- REQUIREMENTS -
Search the material below for the string "date" and extract each line that has it.

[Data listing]
·····
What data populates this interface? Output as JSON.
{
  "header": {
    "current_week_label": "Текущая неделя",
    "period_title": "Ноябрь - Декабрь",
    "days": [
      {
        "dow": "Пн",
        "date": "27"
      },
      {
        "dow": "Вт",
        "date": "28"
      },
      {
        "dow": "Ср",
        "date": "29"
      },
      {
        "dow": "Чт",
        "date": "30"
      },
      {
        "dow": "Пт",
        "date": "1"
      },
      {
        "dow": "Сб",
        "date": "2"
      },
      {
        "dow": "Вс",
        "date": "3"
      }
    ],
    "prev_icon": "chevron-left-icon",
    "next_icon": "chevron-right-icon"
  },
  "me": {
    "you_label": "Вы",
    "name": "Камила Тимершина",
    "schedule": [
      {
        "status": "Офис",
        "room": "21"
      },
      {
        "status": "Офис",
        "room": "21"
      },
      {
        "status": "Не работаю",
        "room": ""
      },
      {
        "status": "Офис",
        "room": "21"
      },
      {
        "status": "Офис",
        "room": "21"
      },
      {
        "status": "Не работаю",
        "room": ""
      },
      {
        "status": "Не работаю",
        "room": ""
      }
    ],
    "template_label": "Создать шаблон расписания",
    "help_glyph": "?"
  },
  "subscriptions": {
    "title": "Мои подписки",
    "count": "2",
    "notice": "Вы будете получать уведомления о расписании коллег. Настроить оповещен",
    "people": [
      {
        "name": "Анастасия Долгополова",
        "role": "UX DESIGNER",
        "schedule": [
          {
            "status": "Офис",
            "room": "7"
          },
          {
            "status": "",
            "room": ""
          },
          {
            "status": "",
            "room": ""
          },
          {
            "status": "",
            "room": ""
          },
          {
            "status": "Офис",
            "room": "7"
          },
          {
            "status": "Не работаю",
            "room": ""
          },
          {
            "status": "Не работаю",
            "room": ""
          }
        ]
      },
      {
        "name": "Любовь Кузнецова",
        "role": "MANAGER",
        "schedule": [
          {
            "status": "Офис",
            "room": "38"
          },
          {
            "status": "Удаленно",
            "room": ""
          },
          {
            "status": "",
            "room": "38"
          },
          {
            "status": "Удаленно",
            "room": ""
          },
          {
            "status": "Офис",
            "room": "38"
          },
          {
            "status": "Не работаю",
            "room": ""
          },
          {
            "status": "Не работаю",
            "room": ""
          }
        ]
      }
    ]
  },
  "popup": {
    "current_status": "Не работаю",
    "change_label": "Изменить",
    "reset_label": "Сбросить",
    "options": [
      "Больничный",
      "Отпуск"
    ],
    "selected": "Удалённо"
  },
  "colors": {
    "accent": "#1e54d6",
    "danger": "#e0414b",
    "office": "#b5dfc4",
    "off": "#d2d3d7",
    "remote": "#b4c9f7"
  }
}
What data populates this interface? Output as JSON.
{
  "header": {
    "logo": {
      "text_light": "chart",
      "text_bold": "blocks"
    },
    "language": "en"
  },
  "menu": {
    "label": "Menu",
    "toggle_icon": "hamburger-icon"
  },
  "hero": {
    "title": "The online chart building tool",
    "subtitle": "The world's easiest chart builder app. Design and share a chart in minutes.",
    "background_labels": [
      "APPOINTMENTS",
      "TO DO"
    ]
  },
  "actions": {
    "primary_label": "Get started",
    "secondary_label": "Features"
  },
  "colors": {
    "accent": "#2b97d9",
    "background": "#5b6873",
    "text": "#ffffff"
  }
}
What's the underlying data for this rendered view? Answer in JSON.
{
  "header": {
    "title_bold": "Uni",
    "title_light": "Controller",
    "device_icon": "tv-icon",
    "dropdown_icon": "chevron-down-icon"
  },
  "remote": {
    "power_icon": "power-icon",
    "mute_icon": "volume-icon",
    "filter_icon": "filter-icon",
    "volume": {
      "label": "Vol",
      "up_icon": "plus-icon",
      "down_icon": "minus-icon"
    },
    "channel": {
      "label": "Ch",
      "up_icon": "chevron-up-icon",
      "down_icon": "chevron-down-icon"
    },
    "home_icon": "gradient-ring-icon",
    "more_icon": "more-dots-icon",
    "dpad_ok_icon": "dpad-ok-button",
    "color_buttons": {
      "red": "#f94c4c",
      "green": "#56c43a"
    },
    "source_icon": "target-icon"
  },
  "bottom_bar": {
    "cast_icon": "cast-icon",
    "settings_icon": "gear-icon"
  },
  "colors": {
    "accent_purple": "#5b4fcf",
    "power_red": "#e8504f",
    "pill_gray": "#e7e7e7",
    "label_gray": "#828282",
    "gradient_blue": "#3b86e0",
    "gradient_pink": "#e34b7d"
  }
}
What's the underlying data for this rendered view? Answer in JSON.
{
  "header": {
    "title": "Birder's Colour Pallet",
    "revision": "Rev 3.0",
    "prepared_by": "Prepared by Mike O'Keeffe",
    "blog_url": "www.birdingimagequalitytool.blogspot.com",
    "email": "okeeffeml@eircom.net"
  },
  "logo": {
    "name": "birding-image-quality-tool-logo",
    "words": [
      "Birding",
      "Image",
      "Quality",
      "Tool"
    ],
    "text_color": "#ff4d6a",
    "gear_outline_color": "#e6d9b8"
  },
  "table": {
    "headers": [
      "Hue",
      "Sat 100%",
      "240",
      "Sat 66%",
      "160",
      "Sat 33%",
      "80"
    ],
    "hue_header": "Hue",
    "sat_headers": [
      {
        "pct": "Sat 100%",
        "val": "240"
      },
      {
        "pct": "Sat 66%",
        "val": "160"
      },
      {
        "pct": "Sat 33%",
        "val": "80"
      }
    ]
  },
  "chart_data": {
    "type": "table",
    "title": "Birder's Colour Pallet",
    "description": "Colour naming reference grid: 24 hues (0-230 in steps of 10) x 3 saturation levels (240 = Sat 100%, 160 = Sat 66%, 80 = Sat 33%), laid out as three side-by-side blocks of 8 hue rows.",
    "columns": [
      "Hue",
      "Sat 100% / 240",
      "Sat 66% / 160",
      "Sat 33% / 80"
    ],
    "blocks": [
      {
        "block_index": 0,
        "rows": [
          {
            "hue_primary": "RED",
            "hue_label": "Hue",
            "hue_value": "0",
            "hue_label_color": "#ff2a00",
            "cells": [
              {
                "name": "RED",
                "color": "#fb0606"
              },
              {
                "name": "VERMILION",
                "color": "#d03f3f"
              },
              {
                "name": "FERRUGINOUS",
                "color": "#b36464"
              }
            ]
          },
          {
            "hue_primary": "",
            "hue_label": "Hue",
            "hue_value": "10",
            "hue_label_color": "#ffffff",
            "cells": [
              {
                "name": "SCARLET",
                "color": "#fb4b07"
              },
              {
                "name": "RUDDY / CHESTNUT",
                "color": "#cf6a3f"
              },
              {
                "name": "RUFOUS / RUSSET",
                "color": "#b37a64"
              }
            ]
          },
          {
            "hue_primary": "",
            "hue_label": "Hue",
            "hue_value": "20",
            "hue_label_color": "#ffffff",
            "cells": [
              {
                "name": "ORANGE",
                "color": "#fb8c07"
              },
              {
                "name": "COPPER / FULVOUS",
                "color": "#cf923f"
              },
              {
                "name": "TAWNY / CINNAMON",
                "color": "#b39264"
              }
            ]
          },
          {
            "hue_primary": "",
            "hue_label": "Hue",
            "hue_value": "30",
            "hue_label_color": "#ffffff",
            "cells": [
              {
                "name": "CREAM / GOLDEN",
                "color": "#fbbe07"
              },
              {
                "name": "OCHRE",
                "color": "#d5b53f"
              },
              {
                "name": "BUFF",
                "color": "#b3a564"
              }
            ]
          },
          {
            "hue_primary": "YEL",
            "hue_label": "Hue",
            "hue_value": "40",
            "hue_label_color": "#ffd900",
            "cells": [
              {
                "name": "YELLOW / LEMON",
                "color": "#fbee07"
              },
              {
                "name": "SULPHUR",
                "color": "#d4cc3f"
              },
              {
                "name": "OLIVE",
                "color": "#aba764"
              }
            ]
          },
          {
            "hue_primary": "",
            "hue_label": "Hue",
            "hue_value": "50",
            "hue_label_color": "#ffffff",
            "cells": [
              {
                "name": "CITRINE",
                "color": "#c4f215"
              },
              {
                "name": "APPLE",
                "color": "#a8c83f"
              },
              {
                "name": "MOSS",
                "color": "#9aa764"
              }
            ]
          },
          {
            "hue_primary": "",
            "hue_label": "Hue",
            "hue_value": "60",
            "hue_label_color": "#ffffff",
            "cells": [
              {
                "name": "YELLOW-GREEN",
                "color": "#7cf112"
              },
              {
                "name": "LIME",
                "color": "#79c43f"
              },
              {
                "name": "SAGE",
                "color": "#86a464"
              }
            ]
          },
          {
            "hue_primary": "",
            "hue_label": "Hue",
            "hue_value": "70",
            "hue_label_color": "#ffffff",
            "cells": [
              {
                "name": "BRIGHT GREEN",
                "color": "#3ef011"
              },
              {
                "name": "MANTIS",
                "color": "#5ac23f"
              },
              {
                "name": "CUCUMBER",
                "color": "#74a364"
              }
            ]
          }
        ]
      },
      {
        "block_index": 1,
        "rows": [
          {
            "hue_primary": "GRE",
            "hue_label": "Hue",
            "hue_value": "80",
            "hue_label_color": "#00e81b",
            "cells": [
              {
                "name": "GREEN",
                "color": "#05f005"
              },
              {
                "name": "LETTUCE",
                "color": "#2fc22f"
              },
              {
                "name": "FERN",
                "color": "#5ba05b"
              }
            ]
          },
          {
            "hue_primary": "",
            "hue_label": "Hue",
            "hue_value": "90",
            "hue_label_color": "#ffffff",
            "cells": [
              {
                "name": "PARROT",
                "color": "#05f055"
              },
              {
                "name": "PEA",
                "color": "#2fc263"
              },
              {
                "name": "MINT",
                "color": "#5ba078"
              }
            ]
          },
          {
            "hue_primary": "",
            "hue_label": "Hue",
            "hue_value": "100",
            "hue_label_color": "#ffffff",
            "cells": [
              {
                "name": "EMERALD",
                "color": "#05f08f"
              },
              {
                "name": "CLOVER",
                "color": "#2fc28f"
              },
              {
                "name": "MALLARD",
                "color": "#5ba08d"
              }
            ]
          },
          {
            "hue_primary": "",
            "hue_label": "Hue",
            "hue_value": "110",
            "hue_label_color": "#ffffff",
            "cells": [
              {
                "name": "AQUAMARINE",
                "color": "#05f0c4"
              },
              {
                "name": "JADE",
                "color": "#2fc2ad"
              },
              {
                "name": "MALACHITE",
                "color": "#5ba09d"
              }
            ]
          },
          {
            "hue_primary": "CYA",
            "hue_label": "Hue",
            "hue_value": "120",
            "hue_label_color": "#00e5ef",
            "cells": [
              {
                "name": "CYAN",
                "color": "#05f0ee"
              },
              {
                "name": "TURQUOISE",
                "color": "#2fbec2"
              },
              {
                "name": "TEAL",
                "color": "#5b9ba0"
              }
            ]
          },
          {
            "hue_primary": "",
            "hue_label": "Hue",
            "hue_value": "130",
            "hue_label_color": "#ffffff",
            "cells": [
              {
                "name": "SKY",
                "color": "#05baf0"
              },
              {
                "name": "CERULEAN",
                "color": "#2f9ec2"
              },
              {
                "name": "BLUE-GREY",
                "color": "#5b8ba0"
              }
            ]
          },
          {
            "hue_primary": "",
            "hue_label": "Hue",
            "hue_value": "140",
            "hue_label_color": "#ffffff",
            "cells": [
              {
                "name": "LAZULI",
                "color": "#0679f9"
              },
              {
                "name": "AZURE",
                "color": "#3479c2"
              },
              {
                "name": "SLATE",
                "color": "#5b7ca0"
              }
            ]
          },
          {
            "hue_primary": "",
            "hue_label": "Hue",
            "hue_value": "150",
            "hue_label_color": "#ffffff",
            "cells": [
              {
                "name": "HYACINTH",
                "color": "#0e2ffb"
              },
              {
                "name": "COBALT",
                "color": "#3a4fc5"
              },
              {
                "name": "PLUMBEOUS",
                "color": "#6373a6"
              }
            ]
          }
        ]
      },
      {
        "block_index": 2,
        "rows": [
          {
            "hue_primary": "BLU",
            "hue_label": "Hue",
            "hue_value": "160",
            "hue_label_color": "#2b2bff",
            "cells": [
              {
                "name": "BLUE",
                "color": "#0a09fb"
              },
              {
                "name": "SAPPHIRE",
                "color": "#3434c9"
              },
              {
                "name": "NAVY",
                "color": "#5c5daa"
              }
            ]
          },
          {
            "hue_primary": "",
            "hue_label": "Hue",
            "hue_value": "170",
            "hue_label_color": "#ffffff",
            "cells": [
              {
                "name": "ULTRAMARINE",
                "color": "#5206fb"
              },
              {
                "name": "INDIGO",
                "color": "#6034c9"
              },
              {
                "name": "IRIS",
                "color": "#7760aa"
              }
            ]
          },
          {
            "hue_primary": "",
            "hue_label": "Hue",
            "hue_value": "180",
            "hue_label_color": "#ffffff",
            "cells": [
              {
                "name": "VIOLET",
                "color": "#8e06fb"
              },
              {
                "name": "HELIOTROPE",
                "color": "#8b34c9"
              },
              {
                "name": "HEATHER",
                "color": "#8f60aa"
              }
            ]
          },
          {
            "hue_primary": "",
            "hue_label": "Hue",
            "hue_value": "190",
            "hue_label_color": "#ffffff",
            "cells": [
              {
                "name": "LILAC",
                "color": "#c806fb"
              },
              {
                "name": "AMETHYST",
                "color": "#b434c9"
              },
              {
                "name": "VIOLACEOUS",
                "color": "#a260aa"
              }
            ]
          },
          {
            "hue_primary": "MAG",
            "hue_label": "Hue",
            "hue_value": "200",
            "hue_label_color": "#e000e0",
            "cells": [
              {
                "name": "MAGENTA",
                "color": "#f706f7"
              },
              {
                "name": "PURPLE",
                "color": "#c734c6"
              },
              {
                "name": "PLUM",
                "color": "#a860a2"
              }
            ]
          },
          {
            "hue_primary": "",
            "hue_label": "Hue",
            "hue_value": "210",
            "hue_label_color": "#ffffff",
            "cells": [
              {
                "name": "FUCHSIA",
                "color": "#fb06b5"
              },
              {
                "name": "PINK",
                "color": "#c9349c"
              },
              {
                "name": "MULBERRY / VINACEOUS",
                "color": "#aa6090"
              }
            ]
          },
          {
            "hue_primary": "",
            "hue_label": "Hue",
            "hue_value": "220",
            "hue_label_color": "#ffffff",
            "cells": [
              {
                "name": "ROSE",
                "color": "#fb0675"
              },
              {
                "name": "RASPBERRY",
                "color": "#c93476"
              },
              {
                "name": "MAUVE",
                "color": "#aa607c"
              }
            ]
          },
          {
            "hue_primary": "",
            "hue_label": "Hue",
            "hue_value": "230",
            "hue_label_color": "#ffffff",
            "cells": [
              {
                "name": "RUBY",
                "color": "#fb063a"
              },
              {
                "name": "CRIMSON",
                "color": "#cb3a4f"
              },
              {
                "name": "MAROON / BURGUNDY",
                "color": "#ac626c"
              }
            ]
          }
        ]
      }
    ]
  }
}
·····
- SOLUTION TO THE EXERCISE -
        "date": "27"
        "date": "28"
        "date": "29"
        "date": "30"
        "date": "1"
        "date": "2"
        "date": "3"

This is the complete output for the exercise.